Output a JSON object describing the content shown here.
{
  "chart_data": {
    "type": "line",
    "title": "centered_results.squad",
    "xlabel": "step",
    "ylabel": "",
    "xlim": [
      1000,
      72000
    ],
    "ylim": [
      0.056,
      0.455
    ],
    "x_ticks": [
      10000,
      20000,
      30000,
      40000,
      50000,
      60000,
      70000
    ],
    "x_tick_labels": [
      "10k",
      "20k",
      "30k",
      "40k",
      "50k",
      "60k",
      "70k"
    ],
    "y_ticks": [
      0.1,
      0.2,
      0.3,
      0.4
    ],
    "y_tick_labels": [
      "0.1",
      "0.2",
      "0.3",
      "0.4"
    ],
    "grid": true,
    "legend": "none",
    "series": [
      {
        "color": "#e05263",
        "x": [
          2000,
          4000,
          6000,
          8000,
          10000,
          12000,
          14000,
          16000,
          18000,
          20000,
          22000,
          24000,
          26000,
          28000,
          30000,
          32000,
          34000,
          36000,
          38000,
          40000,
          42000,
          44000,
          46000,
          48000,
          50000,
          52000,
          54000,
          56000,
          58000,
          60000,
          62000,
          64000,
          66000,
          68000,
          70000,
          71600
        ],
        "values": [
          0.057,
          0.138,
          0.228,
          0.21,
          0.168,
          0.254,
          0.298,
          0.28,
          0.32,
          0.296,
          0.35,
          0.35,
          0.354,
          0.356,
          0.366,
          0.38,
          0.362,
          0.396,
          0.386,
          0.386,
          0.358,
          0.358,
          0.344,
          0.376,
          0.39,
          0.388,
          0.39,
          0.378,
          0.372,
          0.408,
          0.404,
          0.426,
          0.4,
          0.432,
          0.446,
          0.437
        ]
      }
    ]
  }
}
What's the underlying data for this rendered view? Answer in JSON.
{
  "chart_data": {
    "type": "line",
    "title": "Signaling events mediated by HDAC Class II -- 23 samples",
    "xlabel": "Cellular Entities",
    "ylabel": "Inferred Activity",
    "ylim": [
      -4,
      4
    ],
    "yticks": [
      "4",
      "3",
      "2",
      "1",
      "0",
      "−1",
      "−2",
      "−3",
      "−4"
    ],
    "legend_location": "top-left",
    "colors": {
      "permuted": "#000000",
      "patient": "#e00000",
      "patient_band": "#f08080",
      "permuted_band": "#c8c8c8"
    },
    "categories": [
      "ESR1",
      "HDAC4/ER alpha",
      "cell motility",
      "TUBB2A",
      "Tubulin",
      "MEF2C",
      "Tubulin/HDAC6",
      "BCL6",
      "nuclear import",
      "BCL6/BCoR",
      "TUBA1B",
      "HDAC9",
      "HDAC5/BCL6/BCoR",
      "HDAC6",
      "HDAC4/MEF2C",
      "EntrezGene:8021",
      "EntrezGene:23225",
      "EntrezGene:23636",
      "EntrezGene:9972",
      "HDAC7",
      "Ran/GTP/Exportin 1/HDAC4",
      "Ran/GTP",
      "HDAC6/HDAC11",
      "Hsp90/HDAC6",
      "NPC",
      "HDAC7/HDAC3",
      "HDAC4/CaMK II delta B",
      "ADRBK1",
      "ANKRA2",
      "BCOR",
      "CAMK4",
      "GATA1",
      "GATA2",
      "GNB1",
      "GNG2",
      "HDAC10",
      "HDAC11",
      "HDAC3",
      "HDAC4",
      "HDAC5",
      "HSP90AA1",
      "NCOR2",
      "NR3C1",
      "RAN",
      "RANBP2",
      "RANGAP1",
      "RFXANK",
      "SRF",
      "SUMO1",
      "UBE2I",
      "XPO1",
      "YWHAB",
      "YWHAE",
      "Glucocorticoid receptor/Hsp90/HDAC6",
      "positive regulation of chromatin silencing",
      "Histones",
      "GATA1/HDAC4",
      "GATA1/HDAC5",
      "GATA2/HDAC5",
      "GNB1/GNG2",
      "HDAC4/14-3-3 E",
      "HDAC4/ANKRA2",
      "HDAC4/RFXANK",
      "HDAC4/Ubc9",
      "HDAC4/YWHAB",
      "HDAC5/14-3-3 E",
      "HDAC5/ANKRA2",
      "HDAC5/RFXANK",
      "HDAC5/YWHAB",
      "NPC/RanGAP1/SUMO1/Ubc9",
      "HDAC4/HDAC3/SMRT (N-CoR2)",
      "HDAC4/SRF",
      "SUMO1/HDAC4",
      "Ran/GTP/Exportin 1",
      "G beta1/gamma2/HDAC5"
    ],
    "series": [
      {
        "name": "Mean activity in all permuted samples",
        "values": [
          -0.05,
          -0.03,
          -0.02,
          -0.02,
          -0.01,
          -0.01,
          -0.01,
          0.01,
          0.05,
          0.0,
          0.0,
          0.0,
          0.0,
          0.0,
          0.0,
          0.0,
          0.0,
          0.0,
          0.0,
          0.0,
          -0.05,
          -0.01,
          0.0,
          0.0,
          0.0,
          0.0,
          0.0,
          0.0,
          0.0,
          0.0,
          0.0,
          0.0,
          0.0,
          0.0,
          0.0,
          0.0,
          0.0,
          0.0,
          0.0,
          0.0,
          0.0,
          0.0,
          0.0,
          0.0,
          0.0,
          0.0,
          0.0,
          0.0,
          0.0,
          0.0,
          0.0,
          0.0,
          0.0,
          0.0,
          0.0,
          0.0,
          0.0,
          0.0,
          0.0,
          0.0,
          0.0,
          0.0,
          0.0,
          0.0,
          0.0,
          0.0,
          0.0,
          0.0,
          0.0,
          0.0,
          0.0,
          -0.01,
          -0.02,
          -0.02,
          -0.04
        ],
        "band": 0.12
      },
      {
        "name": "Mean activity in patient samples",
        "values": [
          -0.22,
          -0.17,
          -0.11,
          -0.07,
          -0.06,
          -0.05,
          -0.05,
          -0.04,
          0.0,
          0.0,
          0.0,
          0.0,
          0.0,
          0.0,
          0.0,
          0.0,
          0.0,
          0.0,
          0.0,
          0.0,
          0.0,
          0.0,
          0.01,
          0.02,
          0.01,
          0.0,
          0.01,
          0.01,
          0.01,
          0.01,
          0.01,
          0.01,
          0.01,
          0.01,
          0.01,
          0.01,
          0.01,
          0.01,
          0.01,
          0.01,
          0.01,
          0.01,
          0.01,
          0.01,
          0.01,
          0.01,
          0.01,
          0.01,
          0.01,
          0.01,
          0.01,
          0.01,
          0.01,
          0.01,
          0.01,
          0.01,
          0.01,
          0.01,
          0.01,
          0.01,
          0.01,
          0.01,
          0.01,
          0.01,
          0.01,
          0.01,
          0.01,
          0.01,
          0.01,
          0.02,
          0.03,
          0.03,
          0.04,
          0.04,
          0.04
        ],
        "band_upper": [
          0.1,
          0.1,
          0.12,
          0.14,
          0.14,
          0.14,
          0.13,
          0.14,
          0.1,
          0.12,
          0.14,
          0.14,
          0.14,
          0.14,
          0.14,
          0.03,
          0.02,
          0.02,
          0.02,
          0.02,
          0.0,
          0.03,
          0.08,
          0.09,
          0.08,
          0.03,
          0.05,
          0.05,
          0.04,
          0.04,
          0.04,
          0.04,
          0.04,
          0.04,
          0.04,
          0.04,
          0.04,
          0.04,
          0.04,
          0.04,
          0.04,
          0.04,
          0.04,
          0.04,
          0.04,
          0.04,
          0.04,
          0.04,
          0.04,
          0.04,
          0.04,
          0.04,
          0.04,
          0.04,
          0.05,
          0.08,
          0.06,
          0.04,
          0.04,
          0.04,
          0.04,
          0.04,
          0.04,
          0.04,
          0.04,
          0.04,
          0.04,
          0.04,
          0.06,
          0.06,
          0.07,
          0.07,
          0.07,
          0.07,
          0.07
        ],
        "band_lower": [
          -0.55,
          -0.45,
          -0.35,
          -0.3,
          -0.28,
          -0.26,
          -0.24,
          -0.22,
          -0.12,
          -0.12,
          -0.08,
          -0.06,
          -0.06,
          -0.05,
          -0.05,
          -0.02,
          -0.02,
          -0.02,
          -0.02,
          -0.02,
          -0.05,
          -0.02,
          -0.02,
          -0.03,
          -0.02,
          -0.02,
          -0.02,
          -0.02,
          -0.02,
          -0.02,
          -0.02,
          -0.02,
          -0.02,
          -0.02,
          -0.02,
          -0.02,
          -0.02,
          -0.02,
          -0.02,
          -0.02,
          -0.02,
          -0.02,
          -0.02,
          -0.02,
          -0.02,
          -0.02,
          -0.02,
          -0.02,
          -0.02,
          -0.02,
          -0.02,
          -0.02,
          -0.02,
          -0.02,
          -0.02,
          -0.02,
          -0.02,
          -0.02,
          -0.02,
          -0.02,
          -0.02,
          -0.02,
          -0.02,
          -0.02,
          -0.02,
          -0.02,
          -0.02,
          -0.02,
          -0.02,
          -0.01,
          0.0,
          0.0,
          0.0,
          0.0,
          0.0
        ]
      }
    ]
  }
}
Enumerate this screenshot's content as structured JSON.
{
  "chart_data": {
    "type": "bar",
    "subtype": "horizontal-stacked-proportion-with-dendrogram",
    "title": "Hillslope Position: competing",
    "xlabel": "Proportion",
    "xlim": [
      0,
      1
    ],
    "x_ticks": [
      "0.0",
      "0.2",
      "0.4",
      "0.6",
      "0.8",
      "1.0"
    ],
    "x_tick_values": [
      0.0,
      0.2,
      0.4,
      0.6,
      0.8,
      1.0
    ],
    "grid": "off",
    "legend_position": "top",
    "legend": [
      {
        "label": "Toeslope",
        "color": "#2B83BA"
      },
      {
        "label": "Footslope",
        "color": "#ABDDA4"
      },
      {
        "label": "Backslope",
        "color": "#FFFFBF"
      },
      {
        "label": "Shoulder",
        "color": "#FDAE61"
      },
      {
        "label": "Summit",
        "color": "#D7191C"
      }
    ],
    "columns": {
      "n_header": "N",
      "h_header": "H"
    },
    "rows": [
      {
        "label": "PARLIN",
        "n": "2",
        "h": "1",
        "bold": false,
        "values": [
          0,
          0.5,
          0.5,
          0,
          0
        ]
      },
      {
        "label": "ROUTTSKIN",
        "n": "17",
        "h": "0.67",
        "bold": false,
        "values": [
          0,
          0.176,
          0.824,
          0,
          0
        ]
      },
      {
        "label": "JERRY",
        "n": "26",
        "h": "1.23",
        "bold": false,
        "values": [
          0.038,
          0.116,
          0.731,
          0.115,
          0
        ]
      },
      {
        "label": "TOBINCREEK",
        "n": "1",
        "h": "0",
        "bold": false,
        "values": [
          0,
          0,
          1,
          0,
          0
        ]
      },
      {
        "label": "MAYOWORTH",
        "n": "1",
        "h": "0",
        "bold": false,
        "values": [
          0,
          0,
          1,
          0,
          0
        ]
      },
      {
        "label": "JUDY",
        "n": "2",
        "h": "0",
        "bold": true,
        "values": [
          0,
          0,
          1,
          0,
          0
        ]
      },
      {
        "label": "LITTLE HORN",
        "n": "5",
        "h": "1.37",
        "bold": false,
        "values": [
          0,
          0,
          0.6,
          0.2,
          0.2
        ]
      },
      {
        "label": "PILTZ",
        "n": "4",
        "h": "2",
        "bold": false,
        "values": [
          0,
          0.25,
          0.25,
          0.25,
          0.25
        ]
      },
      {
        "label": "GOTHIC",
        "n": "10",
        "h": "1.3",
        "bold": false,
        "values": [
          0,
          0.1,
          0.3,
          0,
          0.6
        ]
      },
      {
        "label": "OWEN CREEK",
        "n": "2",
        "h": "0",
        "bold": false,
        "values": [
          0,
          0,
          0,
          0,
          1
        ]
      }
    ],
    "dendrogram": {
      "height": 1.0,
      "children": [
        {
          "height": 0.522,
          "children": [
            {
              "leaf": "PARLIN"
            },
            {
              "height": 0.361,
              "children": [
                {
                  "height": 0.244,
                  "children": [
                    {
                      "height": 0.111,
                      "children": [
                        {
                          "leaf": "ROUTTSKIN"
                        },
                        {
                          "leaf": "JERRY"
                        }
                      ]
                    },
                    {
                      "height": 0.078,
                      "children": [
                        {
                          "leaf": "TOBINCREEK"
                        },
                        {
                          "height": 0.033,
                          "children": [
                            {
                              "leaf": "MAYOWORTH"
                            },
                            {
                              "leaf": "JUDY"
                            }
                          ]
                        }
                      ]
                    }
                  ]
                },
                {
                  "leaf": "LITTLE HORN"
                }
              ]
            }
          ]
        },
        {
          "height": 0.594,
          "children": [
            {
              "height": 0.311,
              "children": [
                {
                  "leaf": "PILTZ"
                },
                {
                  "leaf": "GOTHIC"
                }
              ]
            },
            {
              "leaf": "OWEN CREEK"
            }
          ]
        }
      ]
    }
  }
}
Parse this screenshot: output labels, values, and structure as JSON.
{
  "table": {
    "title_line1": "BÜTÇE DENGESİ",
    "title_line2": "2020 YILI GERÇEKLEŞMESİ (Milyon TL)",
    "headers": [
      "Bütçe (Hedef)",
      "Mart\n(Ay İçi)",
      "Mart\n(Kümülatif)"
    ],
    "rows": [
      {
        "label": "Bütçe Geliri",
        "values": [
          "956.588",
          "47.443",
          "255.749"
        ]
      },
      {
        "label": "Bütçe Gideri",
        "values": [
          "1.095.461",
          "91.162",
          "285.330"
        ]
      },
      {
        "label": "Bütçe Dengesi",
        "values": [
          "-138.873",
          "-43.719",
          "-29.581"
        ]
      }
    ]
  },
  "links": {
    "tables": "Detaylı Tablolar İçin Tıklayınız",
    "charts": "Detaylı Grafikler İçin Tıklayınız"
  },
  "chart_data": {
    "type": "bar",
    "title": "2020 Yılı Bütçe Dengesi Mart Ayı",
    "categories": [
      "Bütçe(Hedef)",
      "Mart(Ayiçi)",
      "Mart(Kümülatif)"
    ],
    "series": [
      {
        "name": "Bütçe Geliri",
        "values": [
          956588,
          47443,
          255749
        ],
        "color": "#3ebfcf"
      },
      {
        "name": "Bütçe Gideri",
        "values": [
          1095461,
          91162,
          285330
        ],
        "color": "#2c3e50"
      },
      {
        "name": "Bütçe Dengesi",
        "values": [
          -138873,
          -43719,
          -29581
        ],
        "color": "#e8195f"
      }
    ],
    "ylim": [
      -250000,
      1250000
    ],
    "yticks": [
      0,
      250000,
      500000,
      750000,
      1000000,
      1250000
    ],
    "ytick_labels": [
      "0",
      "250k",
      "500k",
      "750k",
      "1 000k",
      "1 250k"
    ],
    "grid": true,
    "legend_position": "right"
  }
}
======
### Task
Give only the number of lines in the entries above that contain the string "Geliri".

### Response to this task
2